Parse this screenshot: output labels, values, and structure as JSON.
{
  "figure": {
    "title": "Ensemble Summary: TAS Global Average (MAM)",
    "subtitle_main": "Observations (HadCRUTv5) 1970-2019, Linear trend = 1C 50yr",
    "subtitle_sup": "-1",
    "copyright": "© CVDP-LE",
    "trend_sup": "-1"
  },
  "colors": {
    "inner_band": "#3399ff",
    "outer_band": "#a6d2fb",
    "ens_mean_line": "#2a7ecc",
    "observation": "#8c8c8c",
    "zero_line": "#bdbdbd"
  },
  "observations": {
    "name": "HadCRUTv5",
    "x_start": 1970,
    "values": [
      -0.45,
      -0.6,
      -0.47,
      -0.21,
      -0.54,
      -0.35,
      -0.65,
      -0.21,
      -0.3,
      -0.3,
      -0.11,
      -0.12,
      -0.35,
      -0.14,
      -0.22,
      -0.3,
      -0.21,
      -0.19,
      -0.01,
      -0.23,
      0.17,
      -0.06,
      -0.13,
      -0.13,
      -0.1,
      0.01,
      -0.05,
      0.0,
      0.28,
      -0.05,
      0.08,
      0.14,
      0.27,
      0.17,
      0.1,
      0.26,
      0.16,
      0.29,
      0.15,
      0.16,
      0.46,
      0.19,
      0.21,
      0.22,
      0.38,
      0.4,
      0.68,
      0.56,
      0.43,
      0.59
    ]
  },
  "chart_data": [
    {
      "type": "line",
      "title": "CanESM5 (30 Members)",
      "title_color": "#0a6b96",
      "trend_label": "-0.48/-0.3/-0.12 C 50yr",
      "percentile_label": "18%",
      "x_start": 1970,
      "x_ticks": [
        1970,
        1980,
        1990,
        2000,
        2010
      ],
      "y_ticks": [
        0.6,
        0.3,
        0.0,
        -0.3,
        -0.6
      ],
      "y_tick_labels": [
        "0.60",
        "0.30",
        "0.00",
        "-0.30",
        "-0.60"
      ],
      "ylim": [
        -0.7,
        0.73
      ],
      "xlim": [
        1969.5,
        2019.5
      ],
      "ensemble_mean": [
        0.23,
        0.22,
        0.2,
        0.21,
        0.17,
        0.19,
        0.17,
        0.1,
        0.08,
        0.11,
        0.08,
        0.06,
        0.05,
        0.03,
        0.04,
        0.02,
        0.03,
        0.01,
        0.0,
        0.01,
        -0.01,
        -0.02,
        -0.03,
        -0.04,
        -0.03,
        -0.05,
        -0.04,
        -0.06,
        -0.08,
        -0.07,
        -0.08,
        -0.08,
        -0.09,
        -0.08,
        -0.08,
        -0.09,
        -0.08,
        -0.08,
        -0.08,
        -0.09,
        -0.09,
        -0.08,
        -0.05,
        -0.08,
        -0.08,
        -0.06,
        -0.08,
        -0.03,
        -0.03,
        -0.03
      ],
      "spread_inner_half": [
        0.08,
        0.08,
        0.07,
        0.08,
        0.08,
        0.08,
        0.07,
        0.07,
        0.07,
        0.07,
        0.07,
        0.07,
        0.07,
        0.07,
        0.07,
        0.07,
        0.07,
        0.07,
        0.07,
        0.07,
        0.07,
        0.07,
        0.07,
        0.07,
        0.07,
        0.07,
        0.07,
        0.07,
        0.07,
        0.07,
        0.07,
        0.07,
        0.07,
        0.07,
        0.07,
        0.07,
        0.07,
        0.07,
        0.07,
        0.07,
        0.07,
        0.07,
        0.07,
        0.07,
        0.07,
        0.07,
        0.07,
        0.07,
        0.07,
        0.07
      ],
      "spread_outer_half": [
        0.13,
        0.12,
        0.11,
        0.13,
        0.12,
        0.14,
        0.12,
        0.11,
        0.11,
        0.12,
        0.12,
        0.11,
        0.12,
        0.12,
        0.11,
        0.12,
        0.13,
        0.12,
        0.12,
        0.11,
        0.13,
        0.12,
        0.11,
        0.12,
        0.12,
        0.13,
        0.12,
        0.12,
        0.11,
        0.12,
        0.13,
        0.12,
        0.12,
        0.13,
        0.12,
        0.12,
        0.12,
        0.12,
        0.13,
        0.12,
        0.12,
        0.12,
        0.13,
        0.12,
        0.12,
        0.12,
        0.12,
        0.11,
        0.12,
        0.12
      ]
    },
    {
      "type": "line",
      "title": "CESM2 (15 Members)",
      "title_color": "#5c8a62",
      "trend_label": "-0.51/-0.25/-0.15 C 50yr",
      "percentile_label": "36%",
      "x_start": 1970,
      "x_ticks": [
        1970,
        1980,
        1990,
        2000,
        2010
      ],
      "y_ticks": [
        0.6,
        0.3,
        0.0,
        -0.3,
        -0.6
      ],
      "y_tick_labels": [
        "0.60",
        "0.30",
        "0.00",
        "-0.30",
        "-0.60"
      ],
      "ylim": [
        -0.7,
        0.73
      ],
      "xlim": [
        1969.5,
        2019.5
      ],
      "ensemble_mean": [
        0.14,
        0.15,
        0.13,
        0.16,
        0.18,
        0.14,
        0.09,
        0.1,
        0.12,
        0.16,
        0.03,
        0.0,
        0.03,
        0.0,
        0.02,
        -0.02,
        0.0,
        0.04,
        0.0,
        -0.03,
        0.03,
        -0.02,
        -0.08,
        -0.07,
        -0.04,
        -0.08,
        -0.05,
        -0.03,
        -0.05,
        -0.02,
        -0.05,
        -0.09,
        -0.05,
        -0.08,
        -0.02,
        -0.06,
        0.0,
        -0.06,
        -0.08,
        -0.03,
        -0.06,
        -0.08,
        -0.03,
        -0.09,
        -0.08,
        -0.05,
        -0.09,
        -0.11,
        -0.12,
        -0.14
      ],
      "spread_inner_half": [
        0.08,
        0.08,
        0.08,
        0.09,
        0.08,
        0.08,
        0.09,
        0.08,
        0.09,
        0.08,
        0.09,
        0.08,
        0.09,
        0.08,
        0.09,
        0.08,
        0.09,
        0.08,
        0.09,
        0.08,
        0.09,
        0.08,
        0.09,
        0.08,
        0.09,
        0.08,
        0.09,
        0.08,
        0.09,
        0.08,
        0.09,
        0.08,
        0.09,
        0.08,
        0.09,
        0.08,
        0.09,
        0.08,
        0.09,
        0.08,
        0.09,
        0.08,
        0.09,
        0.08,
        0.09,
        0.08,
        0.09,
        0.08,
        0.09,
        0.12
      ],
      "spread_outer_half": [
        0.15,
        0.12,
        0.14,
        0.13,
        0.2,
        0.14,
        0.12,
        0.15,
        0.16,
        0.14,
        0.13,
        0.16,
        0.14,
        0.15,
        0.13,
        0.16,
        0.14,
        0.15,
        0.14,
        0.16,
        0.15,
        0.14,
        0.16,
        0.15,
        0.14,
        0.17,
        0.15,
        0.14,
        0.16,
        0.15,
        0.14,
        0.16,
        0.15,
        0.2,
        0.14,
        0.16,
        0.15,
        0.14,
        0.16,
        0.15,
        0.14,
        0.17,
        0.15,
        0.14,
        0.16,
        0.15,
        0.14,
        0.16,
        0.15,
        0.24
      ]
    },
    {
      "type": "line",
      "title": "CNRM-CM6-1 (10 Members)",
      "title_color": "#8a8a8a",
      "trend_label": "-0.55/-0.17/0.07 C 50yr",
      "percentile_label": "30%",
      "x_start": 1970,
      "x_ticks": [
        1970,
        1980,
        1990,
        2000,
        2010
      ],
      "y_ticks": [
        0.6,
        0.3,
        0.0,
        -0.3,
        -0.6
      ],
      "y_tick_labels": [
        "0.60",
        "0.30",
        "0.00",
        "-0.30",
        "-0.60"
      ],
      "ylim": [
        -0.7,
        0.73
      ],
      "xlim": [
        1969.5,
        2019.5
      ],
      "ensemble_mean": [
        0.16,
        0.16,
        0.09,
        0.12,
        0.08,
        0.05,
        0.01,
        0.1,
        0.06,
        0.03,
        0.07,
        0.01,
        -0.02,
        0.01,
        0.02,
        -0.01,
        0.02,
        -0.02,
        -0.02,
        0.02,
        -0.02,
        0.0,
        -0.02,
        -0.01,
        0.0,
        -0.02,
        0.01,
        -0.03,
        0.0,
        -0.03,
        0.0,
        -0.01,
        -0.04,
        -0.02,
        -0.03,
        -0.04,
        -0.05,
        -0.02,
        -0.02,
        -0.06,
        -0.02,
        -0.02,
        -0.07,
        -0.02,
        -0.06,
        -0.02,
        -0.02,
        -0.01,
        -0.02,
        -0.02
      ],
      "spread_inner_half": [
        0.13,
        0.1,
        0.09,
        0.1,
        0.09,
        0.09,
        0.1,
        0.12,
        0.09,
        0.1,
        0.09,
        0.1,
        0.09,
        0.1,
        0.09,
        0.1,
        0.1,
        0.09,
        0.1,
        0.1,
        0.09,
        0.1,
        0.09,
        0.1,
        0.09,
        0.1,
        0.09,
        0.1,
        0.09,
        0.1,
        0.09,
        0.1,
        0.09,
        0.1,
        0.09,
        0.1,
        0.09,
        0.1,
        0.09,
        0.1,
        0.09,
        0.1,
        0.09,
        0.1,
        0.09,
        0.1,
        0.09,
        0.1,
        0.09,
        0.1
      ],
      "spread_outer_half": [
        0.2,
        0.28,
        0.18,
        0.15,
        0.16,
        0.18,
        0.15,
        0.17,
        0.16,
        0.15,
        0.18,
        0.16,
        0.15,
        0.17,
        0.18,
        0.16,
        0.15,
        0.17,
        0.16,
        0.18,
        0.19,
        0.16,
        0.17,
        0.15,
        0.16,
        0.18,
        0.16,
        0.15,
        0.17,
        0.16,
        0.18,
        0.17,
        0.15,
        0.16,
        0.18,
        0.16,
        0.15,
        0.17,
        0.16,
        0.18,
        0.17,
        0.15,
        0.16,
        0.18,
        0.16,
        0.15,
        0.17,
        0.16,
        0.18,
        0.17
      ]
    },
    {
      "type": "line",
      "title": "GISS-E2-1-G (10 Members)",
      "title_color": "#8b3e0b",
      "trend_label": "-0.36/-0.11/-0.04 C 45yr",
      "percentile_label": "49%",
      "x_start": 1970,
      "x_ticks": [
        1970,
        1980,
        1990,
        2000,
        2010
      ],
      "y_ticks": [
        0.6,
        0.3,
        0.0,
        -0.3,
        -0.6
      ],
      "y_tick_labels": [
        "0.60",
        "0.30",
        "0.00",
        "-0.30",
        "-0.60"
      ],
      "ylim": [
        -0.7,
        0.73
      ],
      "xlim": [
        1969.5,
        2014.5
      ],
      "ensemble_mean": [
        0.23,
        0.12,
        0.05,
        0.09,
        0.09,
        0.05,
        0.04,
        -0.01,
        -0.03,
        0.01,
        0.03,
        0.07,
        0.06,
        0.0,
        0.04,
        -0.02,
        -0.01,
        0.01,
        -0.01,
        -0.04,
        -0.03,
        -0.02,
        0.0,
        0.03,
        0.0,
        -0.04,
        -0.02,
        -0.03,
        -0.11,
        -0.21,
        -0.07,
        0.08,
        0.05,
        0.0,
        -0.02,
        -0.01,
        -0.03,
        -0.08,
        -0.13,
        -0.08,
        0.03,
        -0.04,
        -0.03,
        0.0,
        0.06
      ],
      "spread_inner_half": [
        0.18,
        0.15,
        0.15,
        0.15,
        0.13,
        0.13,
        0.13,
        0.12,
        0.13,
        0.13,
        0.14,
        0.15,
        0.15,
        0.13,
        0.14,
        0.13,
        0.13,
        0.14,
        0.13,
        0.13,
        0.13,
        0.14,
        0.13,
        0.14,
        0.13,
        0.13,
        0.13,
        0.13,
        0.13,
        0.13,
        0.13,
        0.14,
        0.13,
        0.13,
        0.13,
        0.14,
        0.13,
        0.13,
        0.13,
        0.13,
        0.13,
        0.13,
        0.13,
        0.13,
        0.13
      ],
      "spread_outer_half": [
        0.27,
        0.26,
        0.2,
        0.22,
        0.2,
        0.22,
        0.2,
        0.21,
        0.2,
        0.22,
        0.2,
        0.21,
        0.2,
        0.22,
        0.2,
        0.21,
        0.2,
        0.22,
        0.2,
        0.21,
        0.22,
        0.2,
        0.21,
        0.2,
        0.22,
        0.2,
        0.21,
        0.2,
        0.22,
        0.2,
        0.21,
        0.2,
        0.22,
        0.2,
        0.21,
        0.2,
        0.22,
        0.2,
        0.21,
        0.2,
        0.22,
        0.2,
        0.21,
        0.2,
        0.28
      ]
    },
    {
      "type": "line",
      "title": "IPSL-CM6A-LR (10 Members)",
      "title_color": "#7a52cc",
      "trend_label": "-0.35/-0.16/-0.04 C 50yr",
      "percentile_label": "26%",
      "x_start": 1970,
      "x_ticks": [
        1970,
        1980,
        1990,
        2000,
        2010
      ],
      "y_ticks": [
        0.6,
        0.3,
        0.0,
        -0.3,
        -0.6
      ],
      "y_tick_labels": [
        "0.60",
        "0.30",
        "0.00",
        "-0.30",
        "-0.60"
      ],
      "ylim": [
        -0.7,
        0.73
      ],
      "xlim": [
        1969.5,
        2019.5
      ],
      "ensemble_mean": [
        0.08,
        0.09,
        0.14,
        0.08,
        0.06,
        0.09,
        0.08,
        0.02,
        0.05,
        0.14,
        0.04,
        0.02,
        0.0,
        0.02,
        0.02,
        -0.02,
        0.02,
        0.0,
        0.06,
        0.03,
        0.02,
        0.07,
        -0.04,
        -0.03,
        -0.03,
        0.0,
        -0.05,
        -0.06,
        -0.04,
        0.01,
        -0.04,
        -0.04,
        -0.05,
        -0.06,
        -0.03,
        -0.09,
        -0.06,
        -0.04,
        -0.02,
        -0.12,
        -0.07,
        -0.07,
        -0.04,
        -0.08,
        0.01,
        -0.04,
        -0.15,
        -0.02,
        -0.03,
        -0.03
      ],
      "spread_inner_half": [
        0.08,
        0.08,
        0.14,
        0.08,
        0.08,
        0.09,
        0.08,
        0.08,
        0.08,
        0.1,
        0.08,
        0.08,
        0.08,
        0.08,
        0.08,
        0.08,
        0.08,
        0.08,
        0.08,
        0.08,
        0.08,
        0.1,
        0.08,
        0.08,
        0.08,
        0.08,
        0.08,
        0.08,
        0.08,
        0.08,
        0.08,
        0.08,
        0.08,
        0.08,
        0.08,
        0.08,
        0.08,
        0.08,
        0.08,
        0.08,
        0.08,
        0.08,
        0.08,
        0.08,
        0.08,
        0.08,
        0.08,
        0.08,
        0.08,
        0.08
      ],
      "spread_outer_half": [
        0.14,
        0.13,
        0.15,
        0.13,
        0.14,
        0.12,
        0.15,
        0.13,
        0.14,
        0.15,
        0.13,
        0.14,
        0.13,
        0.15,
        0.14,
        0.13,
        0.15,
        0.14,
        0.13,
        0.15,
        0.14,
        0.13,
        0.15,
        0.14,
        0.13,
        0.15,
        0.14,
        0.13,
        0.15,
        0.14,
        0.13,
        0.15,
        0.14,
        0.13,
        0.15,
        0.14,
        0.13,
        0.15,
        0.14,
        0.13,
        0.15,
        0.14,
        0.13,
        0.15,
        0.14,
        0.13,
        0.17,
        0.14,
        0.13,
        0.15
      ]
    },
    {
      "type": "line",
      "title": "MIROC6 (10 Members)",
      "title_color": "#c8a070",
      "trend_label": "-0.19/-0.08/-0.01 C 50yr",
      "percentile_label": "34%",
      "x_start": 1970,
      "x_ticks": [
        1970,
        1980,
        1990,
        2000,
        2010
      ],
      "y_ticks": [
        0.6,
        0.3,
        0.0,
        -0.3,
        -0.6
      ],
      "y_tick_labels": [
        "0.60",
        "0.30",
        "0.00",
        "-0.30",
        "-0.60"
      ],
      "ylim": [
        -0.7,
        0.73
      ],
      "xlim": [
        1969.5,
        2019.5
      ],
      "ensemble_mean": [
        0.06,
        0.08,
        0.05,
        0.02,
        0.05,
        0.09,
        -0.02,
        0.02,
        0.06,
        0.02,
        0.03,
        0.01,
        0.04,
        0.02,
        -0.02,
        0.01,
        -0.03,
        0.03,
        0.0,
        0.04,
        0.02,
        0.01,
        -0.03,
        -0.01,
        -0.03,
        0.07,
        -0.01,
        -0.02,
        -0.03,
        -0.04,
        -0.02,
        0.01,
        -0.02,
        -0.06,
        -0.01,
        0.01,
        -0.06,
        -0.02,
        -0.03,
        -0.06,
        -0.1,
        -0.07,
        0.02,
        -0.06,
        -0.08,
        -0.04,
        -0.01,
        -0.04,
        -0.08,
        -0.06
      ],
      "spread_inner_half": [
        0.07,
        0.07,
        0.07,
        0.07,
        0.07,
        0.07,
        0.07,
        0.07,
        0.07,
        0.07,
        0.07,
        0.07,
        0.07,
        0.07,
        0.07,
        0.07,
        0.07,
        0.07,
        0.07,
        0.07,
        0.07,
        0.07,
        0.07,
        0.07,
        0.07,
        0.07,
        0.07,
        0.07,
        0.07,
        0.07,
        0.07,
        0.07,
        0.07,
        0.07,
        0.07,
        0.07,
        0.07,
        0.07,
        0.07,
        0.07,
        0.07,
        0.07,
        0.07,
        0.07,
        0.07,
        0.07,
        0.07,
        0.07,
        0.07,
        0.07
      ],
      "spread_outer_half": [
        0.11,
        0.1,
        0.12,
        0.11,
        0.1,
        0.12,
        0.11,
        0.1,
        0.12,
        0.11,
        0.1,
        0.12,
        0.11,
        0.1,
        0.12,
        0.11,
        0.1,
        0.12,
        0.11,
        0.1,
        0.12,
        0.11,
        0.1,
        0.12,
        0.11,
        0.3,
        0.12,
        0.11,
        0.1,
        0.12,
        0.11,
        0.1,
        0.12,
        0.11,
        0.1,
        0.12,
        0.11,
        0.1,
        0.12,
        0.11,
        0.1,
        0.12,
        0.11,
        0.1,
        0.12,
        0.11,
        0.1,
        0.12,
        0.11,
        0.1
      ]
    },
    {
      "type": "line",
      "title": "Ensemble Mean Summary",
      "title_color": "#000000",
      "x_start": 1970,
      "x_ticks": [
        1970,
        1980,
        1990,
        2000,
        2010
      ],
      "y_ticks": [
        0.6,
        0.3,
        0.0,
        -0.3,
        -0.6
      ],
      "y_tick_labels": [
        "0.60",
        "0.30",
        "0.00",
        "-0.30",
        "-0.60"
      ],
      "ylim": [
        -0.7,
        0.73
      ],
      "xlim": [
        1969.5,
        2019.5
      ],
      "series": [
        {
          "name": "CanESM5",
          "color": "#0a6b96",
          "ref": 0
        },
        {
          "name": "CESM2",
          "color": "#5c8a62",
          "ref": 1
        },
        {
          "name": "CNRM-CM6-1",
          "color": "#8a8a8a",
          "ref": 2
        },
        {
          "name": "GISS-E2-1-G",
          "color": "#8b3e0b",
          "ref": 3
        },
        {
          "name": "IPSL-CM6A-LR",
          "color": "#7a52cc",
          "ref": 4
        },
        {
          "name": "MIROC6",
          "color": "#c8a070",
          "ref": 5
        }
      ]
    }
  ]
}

REQUIREMENTS
Copy each line above containing the string "values".

RESULT OF THE TASK
Parse this screenshot: output labels, values, and structure as JSON.
    "values": [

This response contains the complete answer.